Single out the lines of the material that contain "JSON" and copy them.
---------- SUPPLIED ENTRIES
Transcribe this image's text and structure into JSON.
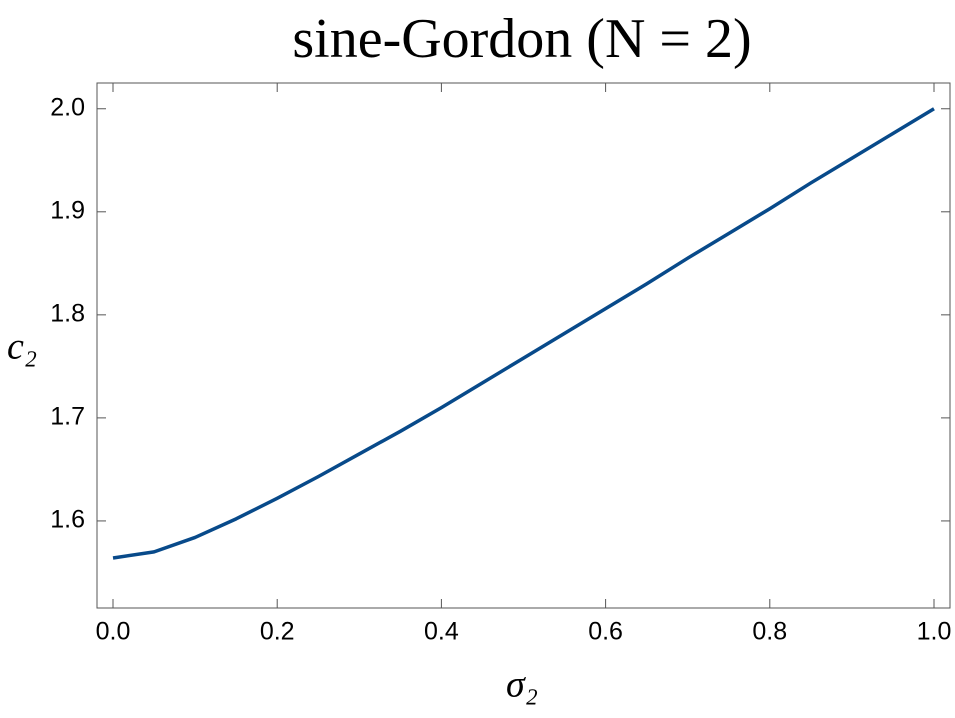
{
  "chart_data": {
    "type": "line",
    "title": "sine-Gordon (N = 2)",
    "xlabel": "σ₂",
    "ylabel": "c₂",
    "x": [
      0,
      0.05,
      0.1,
      0.15,
      0.2,
      0.25,
      0.3,
      0.35,
      0.4,
      0.45,
      0.5,
      0.55,
      0.6,
      0.65,
      0.7,
      0.75,
      0.8,
      0.85,
      0.9,
      0.95,
      1.0
    ],
    "series": [
      {
        "color": "#084a8a",
        "values": [
          1.564,
          1.57,
          1.584,
          1.602,
          1.622,
          1.643,
          1.665,
          1.687,
          1.71,
          1.734,
          1.758,
          1.782,
          1.806,
          1.83,
          1.855,
          1.879,
          1.903,
          1.928,
          1.952,
          1.976,
          2.0
        ]
      }
    ],
    "xlim": [
      -0.0195,
      1.0195
    ],
    "ylim": [
      1.5155,
      2.025
    ],
    "xticks": [
      {
        "value": 0,
        "label": "0.0"
      },
      0.2,
      0.4,
      0.6,
      0.8,
      {
        "value": 1,
        "label": "1.0"
      }
    ],
    "yticks": [
      1.6,
      1.7,
      1.8,
      1.9,
      {
        "value": 2,
        "label": "2.0"
      }
    ],
    "grid": false
  }
}
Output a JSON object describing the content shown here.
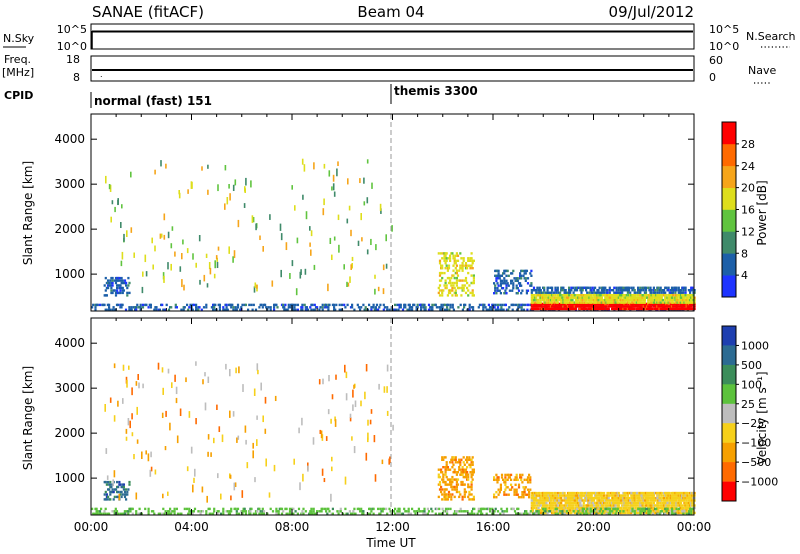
{
  "header": {
    "station": "SANAE (fitACF)",
    "beam": "Beam 04",
    "date": "09/Jul/2012"
  },
  "panels": {
    "nsky": {
      "label": "N.Sky",
      "left_ticks": [
        "10^5",
        "10^0"
      ],
      "right_ticks": [
        "10^5",
        "10^0"
      ],
      "right_label": "N.Search",
      "value": 100000
    },
    "freq": {
      "label": "Freq.",
      "unit": "[MHz]",
      "left_ticks": [
        "18",
        "8"
      ],
      "right_ticks": [
        "60",
        "0"
      ],
      "right_label": "Nave",
      "value": 12
    },
    "cpid": {
      "label": "CPID",
      "segments": [
        {
          "name": "normal (fast) 151",
          "start_hour": 0
        },
        {
          "name": "themis 3300",
          "start_hour": 12
        }
      ]
    }
  },
  "chart_data": [
    {
      "type": "heatmap",
      "name": "Power",
      "ylabel": "Slant Range [km]",
      "ylim": [
        180,
        4560
      ],
      "yticks": [
        1000,
        2000,
        3000,
        4000
      ],
      "xlim": [
        0,
        24
      ],
      "colorbar": {
        "label": "Power [dB]",
        "ticks": [
          "4",
          "8",
          "12",
          "16",
          "20",
          "24",
          "28"
        ],
        "range": [
          0,
          32
        ],
        "colors": [
          "#1e34ff",
          "#1c5fa8",
          "#3f8a6a",
          "#60c43f",
          "#dede1c",
          "#f6a51a",
          "#ff6a00",
          "#ff0000"
        ]
      },
      "bands": [
        {
          "x": [
            0.0,
            24.0
          ],
          "y": [
            180,
            300
          ],
          "value": 6,
          "density": 0.35
        },
        {
          "x": [
            17.5,
            24.0
          ],
          "y": [
            200,
            340
          ],
          "value": 28,
          "density": 0.95
        },
        {
          "x": [
            17.5,
            24.0
          ],
          "y": [
            340,
            560
          ],
          "value": 16,
          "density": 0.85
        },
        {
          "x": [
            17.5,
            24.0
          ],
          "y": [
            560,
            700
          ],
          "value": 6,
          "density": 0.55
        },
        {
          "x": [
            13.8,
            15.2
          ],
          "y": [
            500,
            1450
          ],
          "value": 18,
          "density": 0.3
        },
        {
          "x": [
            16.0,
            17.5
          ],
          "y": [
            550,
            1100
          ],
          "value": 6,
          "density": 0.3
        },
        {
          "x": [
            0.5,
            1.5
          ],
          "y": [
            500,
            900
          ],
          "value": 6,
          "density": 0.35
        }
      ],
      "scatter": {
        "x": [
          0.5,
          12.0
        ],
        "y": [
          600,
          3600
        ],
        "count": 170,
        "palette": [
          2,
          3,
          4,
          5
        ]
      }
    },
    {
      "type": "heatmap",
      "name": "Velocity",
      "ylabel": "Slant Range [km]",
      "ylim": [
        180,
        4560
      ],
      "yticks": [
        1000,
        2000,
        3000,
        4000
      ],
      "xlim": [
        0,
        24
      ],
      "xticks": [
        "00:00",
        "04:00",
        "08:00",
        "12:00",
        "16:00",
        "20:00",
        "00:00"
      ],
      "xlabel": "Time UT",
      "colorbar": {
        "label": "Velocity [m s⁻¹]",
        "ticks": [
          "1000",
          "500",
          "100",
          "25",
          "−25",
          "−100",
          "−500",
          "−1000"
        ],
        "colors": [
          "#1e3fb0",
          "#2c6b92",
          "#3b8d5a",
          "#5cc23c",
          "#bdbdbd",
          "#f6d01a",
          "#f6a000",
          "#ff6a00",
          "#ff0000"
        ]
      },
      "bands": [
        {
          "x": [
            17.5,
            24.0
          ],
          "y": [
            200,
            650
          ],
          "value": -100,
          "density": 0.85
        },
        {
          "x": [
            0.0,
            24.0
          ],
          "y": [
            180,
            300
          ],
          "value": 25,
          "density": 0.3
        },
        {
          "x": [
            13.8,
            15.2
          ],
          "y": [
            500,
            1450
          ],
          "value": -500,
          "density": 0.35
        },
        {
          "x": [
            16.0,
            17.5
          ],
          "y": [
            550,
            1100
          ],
          "value": -500,
          "density": 0.3
        },
        {
          "x": [
            0.5,
            1.5
          ],
          "y": [
            500,
            900
          ],
          "value": 500,
          "density": 0.3
        }
      ],
      "scatter": {
        "x": [
          0.5,
          12.0
        ],
        "y": [
          600,
          3600
        ],
        "count": 170,
        "palette": [
          4,
          5,
          6,
          7
        ]
      }
    }
  ]
}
--------------------
FINISHED EXERCISE:
Transcribe this image's text and structure into JSON.
Output a JSON object describing the content shown here.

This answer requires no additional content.